TASK TO COMPLETE: Reproduce every entry below precisely; do not include the pictures.

EXTRACTED INFORMATION:
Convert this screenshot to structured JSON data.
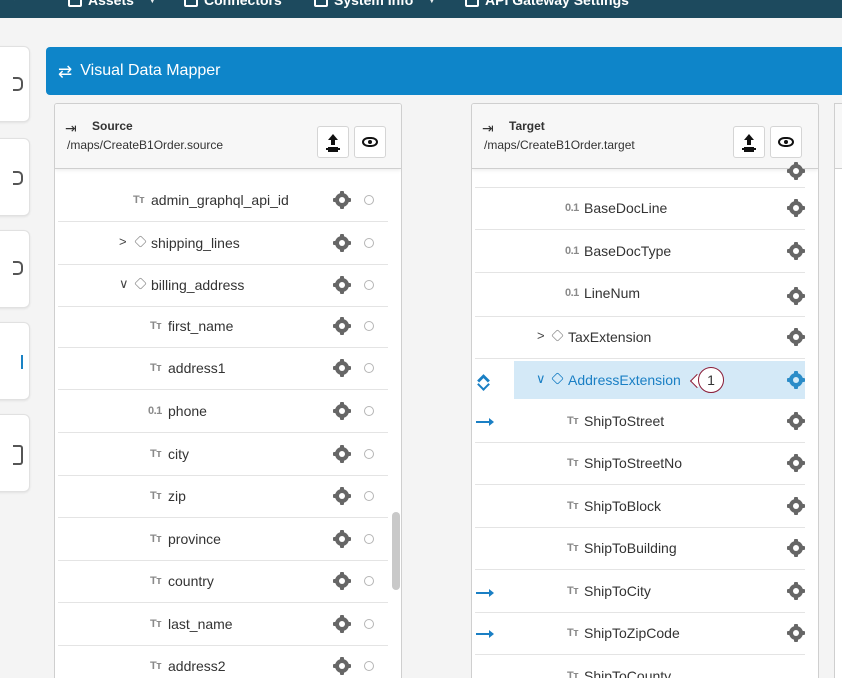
{
  "topnav": {
    "items": [
      {
        "label": "Assets",
        "icon": "grid-icon"
      },
      {
        "label": "Connectors",
        "icon": "plug-icon"
      },
      {
        "label": "System Info",
        "icon": "monitor-icon"
      },
      {
        "label": "API Gateway Settings",
        "icon": "window-icon"
      }
    ]
  },
  "mapper": {
    "title": "Visual Data Mapper",
    "icon": "swap-arrows-icon"
  },
  "source": {
    "title": "Source",
    "path": "/maps/CreateB1Order.source",
    "rows": [
      {
        "type_icon": "Tт",
        "label": "admin_graphql_api_id"
      },
      {
        "type_icon": "",
        "label": "shipping_lines",
        "chevron": ">"
      },
      {
        "type_icon": "",
        "label": "billing_address",
        "chevron": "∨"
      },
      {
        "type_icon": "Tт",
        "label": "first_name"
      },
      {
        "type_icon": "Tт",
        "label": "address1"
      },
      {
        "type_icon": "0.1",
        "label": "phone"
      },
      {
        "type_icon": "Tт",
        "label": "city"
      },
      {
        "type_icon": "Tт",
        "label": "zip"
      },
      {
        "type_icon": "Tт",
        "label": "province"
      },
      {
        "type_icon": "Tт",
        "label": "country"
      },
      {
        "type_icon": "Tт",
        "label": "last_name"
      },
      {
        "type_icon": "Tт",
        "label": "address2"
      }
    ]
  },
  "target": {
    "title": "Target",
    "path": "/maps/CreateB1Order.target",
    "rows": [
      {
        "type_icon": "0.1",
        "label": "BaseDocLine"
      },
      {
        "type_icon": "0.1",
        "label": "BaseDocType"
      },
      {
        "type_icon": "0.1",
        "label": "LineNum"
      },
      {
        "type_icon": "",
        "label": "TaxExtension",
        "chevron": ">"
      },
      {
        "type_icon": "",
        "label": "AddressExtension",
        "chevron": "∨",
        "selected": true
      },
      {
        "type_icon": "Tт",
        "label": "ShipToStreet",
        "mapped": true
      },
      {
        "type_icon": "Tт",
        "label": "ShipToStreetNo"
      },
      {
        "type_icon": "Tт",
        "label": "ShipToBlock"
      },
      {
        "type_icon": "Tт",
        "label": "ShipToBuilding"
      },
      {
        "type_icon": "Tт",
        "label": "ShipToCity",
        "mapped": true
      },
      {
        "type_icon": "Tт",
        "label": "ShipToZipCode",
        "mapped": true
      },
      {
        "type_icon": "Tт",
        "label": "ShipToCounty"
      }
    ]
  },
  "callout": {
    "number": "1"
  },
  "colors": {
    "accent": "#0e85c9",
    "nav": "#1d4a5e",
    "selected": "#d4e9f7",
    "callout_border": "#8b1d38"
  }
}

RIGHT ANSWER:
Convert this screenshot to structured JSON data.
{
  "topnav": {
    "items": [
      {
        "label": "Assets",
        "icon": "grid-icon"
      },
      {
        "label": "Connectors",
        "icon": "plug-icon"
      },
      {
        "label": "System Info",
        "icon": "monitor-icon"
      },
      {
        "label": "API Gateway Settings",
        "icon": "window-icon"
      }
    ]
  },
  "mapper": {
    "title": "Visual Data Mapper",
    "icon": "swap-arrows-icon"
  },
  "source": {
    "title": "Source",
    "path": "/maps/CreateB1Order.source",
    "rows": [
      {
        "type_icon": "Tт",
        "label": "admin_graphql_api_id"
      },
      {
        "type_icon": "",
        "label": "shipping_lines",
        "chevron": ">"
      },
      {
        "type_icon": "",
        "label": "billing_address",
        "chevron": "∨"
      },
      {
        "type_icon": "Tт",
        "label": "first_name"
      },
      {
        "type_icon": "Tт",
        "label": "address1"
      },
      {
        "type_icon": "0.1",
        "label": "phone"
      },
      {
        "type_icon": "Tт",
        "label": "city"
      },
      {
        "type_icon": "Tт",
        "label": "zip"
      },
      {
        "type_icon": "Tт",
        "label": "province"
      },
      {
        "type_icon": "Tт",
        "label": "country"
      },
      {
        "type_icon": "Tт",
        "label": "last_name"
      },
      {
        "type_icon": "Tт",
        "label": "address2"
      }
    ]
  },
  "target": {
    "title": "Target",
    "path": "/maps/CreateB1Order.target",
    "rows": [
      {
        "type_icon": "0.1",
        "label": "BaseDocLine"
      },
      {
        "type_icon": "0.1",
        "label": "BaseDocType"
      },
      {
        "type_icon": "0.1",
        "label": "LineNum"
      },
      {
        "type_icon": "",
        "label": "TaxExtension",
        "chevron": ">"
      },
      {
        "type_icon": "",
        "label": "AddressExtension",
        "chevron": "∨",
        "selected": true
      },
      {
        "type_icon": "Tт",
        "label": "ShipToStreet",
        "mapped": true
      },
      {
        "type_icon": "Tт",
        "label": "ShipToStreetNo"
      },
      {
        "type_icon": "Tт",
        "label": "ShipToBlock"
      },
      {
        "type_icon": "Tт",
        "label": "ShipToBuilding"
      },
      {
        "type_icon": "Tт",
        "label": "ShipToCity",
        "mapped": true
      },
      {
        "type_icon": "Tт",
        "label": "ShipToZipCode",
        "mapped": true
      },
      {
        "type_icon": "Tт",
        "label": "ShipToCounty"
      }
    ]
  },
  "callout": {
    "number": "1"
  },
  "colors": {
    "accent": "#0e85c9",
    "nav": "#1d4a5e",
    "selected": "#d4e9f7",
    "callout_border": "#8b1d38"
  }
}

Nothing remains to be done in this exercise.